- _Challenge_
Tell how many lines contain the word "海军军医大学东方肝胆外科医院". Reply with the number only.

- _Records to use_
══════

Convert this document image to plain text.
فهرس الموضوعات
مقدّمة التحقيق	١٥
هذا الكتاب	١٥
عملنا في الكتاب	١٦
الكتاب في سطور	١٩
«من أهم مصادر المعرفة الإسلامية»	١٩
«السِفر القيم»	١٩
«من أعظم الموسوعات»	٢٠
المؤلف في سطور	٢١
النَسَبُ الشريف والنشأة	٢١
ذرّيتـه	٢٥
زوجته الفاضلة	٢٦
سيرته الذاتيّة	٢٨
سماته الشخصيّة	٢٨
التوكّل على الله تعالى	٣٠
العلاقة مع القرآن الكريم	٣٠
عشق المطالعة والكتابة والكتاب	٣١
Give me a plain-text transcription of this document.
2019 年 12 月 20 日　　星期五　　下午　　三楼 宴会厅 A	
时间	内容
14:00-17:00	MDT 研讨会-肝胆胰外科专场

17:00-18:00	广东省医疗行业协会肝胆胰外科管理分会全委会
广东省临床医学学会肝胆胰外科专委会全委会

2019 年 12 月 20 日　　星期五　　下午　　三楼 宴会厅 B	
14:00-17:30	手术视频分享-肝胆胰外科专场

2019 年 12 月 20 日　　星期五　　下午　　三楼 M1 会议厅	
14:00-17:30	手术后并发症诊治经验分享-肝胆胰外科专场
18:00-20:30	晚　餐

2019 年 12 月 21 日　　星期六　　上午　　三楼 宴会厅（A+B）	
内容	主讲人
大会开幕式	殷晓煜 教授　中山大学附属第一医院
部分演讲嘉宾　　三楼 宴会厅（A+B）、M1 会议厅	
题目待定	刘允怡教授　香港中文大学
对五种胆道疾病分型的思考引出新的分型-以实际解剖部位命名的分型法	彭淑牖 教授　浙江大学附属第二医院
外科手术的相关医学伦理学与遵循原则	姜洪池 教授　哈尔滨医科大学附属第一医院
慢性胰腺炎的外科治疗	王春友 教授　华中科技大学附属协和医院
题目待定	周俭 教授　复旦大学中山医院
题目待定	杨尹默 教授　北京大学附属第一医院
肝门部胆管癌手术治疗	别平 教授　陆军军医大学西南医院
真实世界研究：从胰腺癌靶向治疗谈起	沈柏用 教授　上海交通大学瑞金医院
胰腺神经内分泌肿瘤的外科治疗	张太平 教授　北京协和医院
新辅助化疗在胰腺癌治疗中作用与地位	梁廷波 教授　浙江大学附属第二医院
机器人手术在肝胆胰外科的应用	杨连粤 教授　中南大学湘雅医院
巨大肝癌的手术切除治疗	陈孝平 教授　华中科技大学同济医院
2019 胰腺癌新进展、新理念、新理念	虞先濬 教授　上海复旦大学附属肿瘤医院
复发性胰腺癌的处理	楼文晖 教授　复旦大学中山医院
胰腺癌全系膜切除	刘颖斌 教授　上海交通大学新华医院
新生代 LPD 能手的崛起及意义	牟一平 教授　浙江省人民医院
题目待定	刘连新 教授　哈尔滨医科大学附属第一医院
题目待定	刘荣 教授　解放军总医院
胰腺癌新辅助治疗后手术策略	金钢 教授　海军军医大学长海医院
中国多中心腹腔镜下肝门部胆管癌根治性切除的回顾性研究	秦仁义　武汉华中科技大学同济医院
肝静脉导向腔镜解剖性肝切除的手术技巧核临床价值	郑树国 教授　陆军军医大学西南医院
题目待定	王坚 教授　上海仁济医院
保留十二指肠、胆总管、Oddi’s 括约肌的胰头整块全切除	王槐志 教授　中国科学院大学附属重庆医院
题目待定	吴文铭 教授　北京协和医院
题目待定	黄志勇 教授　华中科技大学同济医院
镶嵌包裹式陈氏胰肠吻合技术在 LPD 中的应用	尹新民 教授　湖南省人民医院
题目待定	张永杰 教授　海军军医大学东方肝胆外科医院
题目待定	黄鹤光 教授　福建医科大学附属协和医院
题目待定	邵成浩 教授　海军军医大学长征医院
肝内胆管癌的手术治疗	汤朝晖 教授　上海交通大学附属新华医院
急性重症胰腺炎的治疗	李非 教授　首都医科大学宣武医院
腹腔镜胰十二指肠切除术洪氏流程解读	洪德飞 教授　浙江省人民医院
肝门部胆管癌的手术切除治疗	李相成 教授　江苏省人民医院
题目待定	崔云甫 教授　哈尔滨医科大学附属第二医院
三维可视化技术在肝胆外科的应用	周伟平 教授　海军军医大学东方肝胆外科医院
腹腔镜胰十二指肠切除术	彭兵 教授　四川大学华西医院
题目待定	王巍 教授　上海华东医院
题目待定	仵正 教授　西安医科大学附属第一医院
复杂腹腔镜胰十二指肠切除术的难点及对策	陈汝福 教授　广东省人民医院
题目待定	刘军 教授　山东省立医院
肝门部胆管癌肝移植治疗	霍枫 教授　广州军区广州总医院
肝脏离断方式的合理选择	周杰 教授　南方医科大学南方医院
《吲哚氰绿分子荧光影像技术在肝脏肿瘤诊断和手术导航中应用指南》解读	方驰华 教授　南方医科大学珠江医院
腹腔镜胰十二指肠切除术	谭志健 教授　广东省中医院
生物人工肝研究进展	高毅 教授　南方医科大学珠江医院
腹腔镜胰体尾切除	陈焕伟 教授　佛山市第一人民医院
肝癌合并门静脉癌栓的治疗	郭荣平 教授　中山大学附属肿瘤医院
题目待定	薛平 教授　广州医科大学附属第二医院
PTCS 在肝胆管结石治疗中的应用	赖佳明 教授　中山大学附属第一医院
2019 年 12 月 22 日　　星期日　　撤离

══════

- _Solution_
2